== Recorded data

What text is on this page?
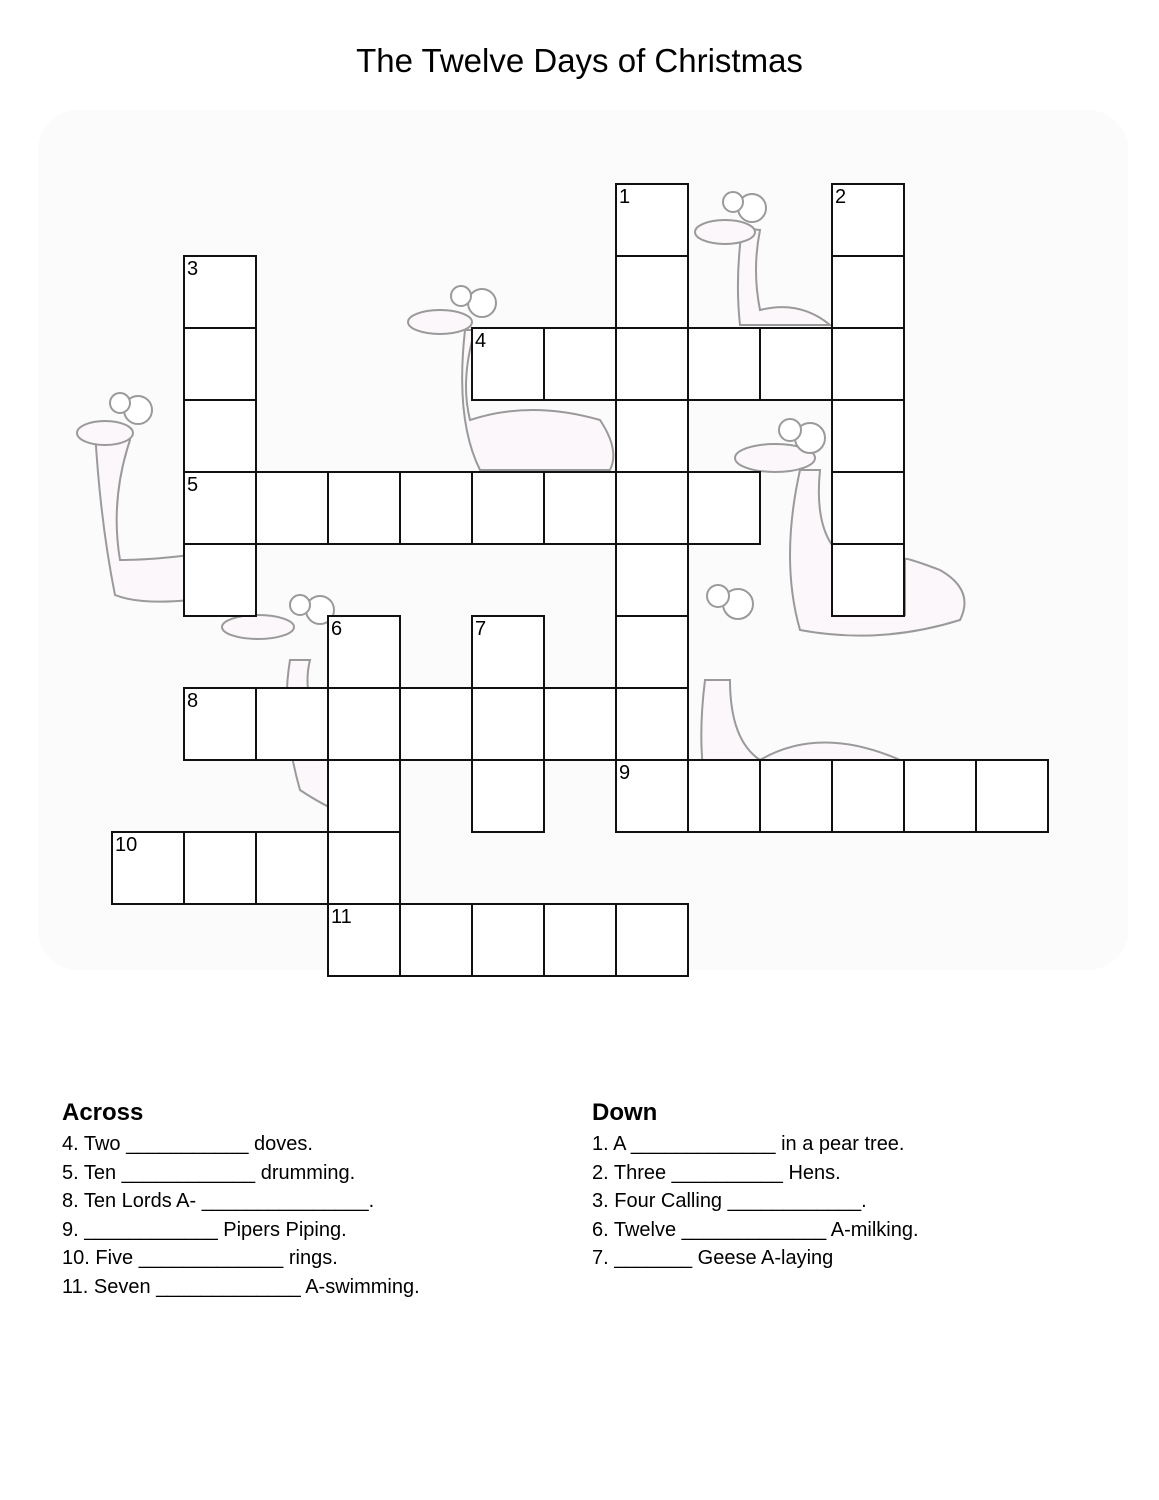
The Twelve Days of Christmas
1
9
2
3
5
4
6	7
8
10
11
Across
4. Two ___________ doves.
5. Ten ____________ drumming.
8. Ten Lords A- _______________.
9. ____________ Pipers Piping.
10. Five _____________ rings.
11. Seven _____________ A-swimming.
Down
1. A _____________ in a pear tree.
2. Three __________ Hens.
3. Four Calling ____________.
6. Twelve _____________ A-milking.
7. _______ Geese A-laying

====

▶ **Exercise objective**
Find each line holding the word "Twelve" and copy it.

▶ **Correct result**
The Twelve Days of Christmas
6. Twelve _____________ A-milking.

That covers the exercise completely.